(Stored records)
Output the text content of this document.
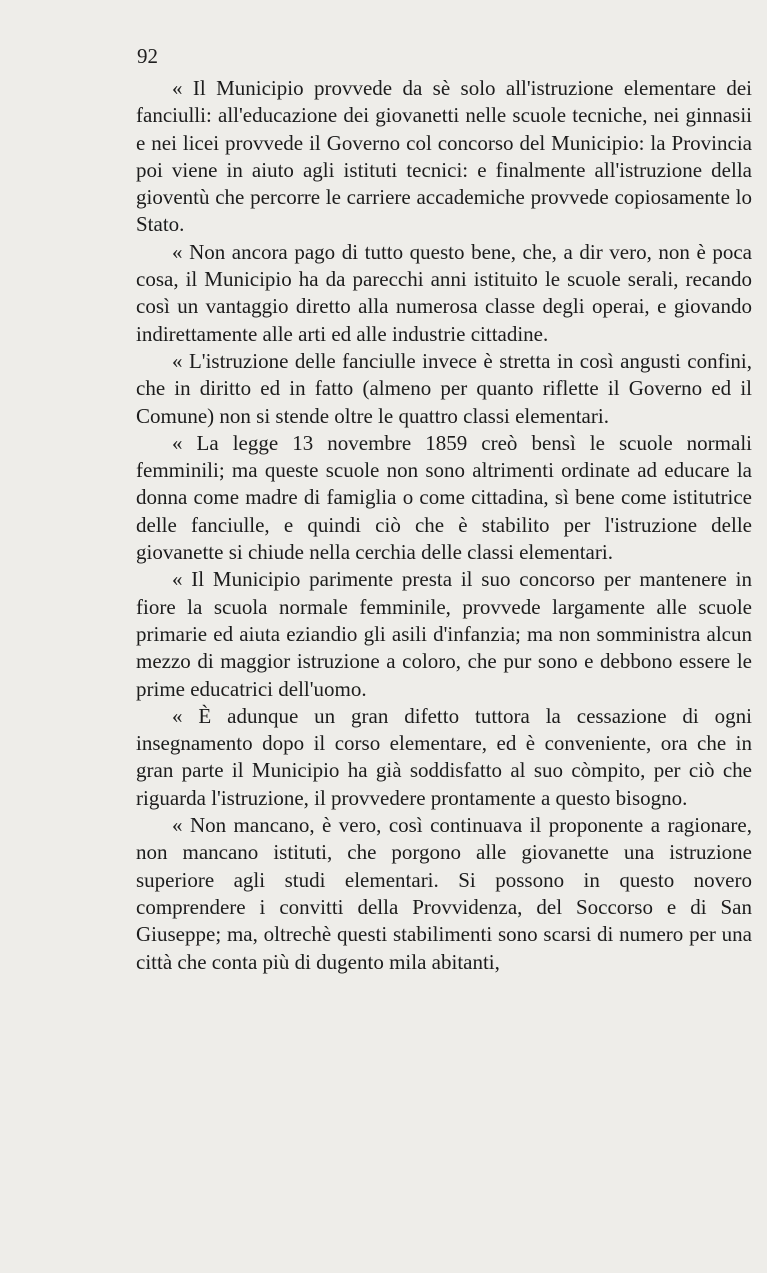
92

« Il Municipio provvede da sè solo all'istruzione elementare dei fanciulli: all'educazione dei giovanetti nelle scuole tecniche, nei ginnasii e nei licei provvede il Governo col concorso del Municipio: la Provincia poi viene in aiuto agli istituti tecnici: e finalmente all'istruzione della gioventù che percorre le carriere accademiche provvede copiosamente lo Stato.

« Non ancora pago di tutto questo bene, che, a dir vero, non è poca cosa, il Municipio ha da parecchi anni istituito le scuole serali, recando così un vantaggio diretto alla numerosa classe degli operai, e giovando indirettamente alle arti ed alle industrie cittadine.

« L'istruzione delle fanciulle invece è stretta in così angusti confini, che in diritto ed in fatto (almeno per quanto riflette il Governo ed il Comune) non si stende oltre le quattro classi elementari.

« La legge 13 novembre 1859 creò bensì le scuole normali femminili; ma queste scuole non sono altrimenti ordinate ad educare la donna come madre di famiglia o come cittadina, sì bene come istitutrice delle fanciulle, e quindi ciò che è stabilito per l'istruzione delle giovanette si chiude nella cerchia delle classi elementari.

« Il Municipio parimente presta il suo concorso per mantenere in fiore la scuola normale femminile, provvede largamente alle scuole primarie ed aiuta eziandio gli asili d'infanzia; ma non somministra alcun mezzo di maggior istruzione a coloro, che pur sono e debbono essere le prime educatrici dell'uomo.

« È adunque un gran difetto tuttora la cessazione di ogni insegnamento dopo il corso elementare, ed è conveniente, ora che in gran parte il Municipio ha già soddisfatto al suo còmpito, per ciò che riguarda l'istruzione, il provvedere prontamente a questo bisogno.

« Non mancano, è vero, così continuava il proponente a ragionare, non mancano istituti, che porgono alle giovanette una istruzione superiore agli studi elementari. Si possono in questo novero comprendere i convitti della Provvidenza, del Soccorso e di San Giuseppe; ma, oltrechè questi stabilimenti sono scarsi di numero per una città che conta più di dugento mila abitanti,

▸ **THE PROBLEM**
Each entry gets copied exactly; the pictures stay out.

▸ **CORRECT OUTPUT**
Output the text content of this document.
92

« Il Municipio provvede da sè solo all'istruzione elementare dei fanciulli: all'educazione dei giovanetti nelle scuole tecniche, nei ginnasii e nei licei provvede il Governo col concorso del Municipio: la Provincia poi viene in aiuto agli istituti tecnici: e finalmente all'istruzione della gioventù che percorre le carriere accademiche provvede copiosamente lo Stato.

« Non ancora pago di tutto questo bene, che, a dir vero, non è poca cosa, il Municipio ha da parecchi anni istituito le scuole serali, recando così un vantaggio diretto alla numerosa classe degli operai, e giovando indirettamente alle arti ed alle industrie cittadine.

« L'istruzione delle fanciulle invece è stretta in così angusti confini, che in diritto ed in fatto (almeno per quanto riflette il Governo ed il Comune) non si stende oltre le quattro classi elementari.

« La legge 13 novembre 1859 creò bensì le scuole normali femminili; ma queste scuole non sono altrimenti ordinate ad educare la donna come madre di famiglia o come cittadina, sì bene come istitutrice delle fanciulle, e quindi ciò che è stabilito per l'istruzione delle giovanette si chiude nella cerchia delle classi elementari.

« Il Municipio parimente presta il suo concorso per mantenere in fiore la scuola normale femminile, provvede largamente alle scuole primarie ed aiuta eziandio gli asili d'infanzia; ma non somministra alcun mezzo di maggior istruzione a coloro, che pur sono e debbono essere le prime educatrici dell'uomo.

« È adunque un gran difetto tuttora la cessazione di ogni insegnamento dopo il corso elementare, ed è conveniente, ora che in gran parte il Municipio ha già soddisfatto al suo còmpito, per ciò che riguarda l'istruzione, il provvedere prontamente a questo bisogno.

« Non mancano, è vero, così continuava il proponente a ragionare, non mancano istituti, che porgono alle giovanette una istruzione superiore agli studi elementari. Si possono in questo novero comprendere i convitti della Provvidenza, del Soccorso e di San Giuseppe; ma, oltrechè questi stabilimenti sono scarsi di numero per una città che conta più di dugento mila abitanti,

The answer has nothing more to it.